*EXERCISE DIRECTIONS*
For the records below, report how many lines include the string "Juni", leaving out everything except the number.

------------------------------

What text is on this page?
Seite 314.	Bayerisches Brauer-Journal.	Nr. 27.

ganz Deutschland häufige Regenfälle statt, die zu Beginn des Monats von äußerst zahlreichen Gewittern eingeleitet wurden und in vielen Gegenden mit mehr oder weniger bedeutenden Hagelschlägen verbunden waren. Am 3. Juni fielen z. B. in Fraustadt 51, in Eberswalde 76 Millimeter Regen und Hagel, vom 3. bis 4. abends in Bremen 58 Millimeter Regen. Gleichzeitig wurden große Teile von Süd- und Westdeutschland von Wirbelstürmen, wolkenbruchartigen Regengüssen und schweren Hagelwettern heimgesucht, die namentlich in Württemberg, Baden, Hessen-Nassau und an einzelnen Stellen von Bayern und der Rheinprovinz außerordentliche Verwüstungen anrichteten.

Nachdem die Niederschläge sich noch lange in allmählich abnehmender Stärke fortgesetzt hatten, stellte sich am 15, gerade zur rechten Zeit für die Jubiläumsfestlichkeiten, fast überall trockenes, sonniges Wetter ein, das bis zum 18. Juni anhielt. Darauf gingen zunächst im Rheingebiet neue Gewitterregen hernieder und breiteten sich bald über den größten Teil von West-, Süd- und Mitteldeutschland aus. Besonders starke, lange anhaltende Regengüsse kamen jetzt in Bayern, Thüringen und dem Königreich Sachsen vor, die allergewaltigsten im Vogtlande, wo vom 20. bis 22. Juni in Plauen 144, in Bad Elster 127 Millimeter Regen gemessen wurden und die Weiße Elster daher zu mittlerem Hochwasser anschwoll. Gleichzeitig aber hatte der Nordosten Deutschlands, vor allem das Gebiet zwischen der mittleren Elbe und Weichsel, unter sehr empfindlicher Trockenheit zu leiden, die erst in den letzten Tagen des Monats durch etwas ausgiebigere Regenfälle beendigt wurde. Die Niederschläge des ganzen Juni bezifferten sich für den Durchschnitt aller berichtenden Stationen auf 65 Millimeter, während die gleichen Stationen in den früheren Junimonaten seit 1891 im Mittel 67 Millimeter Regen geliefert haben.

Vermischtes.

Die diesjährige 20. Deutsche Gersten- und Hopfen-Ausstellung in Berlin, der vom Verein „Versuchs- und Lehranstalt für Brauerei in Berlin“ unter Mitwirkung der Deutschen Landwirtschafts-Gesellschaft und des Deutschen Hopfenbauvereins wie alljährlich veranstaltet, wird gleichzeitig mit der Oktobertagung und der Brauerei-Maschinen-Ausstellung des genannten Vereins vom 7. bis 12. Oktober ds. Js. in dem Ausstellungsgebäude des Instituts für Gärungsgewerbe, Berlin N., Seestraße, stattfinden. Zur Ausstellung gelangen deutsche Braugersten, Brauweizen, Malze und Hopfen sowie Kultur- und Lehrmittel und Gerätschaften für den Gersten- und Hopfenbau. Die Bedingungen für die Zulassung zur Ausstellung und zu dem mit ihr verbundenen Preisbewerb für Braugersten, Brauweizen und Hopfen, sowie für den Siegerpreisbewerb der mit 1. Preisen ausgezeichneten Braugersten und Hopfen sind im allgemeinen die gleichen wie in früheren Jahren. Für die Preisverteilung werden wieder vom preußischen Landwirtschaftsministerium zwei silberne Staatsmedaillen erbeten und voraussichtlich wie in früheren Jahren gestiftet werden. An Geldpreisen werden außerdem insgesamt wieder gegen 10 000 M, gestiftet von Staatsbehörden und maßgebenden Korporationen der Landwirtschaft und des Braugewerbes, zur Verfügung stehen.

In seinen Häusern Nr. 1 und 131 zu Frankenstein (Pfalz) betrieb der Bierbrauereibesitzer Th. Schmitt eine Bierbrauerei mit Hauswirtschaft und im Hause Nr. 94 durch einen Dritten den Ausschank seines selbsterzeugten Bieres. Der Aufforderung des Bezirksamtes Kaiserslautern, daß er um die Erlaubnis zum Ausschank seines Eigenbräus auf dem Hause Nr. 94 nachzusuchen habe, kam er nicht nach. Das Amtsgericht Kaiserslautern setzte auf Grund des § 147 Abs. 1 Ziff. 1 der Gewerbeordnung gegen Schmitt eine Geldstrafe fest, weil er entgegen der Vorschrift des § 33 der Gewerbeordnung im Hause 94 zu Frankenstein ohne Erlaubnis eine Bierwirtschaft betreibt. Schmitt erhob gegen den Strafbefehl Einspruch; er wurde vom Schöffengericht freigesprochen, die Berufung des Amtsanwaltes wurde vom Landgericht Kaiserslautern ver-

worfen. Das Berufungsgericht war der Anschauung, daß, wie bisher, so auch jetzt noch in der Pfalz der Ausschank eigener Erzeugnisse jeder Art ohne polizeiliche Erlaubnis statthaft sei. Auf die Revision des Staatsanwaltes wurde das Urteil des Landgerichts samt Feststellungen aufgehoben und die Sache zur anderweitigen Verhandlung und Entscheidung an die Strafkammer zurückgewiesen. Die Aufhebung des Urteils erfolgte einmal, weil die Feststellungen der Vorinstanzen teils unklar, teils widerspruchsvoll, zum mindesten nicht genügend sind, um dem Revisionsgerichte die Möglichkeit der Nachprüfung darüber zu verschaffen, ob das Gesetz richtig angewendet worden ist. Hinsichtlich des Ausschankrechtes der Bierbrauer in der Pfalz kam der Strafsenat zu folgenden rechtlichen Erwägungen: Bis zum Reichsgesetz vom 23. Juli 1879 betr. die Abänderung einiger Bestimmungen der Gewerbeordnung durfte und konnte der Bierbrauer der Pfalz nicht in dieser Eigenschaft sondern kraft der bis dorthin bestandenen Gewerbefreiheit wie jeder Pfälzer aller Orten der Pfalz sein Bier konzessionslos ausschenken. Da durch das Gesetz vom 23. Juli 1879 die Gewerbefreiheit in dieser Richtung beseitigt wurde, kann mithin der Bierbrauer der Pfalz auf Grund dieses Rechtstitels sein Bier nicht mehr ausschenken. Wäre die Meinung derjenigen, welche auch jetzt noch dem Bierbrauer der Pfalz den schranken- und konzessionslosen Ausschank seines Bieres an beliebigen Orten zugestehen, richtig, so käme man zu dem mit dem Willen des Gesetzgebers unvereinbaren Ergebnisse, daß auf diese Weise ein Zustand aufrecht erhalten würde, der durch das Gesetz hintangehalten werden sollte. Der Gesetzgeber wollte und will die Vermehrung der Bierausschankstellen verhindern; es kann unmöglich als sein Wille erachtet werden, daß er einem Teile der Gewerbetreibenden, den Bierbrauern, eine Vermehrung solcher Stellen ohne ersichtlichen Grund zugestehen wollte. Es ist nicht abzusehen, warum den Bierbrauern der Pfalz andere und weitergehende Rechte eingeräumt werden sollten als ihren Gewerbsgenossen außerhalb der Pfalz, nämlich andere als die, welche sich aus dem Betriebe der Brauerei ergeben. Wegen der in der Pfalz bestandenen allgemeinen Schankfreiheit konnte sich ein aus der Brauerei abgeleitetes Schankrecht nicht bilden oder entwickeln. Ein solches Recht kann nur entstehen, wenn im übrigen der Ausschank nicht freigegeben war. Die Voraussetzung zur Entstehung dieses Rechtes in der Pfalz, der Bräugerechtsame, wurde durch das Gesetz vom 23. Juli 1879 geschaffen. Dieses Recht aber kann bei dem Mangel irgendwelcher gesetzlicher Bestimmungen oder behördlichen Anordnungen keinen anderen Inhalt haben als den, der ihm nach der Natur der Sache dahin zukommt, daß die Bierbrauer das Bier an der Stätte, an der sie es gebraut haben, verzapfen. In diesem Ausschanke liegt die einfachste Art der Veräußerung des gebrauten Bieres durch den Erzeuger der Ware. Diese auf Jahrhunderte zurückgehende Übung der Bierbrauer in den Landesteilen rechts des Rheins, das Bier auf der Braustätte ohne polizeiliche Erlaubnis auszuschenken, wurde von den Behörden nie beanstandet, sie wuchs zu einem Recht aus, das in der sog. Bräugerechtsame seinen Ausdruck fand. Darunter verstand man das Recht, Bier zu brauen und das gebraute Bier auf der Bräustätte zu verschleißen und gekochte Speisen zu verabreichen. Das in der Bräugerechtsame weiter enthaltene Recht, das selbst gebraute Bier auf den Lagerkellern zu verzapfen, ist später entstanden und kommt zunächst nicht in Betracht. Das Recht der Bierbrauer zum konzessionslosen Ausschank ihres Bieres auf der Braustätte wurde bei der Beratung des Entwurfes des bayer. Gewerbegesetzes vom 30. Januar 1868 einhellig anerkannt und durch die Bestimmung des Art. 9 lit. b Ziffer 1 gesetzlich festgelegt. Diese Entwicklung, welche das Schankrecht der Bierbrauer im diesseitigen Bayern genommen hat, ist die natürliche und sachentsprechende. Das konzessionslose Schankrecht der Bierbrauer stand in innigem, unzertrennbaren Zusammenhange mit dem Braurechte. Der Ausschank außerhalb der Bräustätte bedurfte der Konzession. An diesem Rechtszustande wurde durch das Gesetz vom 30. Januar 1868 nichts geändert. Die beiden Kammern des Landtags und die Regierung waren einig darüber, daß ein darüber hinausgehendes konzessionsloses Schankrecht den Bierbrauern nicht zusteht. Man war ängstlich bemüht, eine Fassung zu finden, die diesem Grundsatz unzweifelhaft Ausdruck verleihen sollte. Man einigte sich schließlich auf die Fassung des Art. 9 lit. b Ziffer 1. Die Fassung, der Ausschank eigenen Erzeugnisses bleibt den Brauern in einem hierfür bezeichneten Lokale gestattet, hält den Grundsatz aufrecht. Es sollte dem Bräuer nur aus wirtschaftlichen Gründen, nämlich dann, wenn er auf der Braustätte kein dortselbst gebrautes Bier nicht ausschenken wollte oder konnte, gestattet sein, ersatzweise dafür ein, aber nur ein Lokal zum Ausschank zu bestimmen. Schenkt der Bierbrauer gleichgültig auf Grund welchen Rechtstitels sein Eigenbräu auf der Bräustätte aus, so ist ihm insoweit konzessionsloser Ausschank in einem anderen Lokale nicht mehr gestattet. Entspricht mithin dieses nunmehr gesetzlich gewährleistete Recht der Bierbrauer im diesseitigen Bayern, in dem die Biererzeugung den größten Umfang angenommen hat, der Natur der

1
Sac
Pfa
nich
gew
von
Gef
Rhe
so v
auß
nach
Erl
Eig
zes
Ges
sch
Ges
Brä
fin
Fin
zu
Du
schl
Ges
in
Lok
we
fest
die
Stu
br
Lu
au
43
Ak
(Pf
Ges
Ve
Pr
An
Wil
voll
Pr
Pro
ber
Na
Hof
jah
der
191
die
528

------------------------------

*ANSWER FOR THIS EXERCISE*
2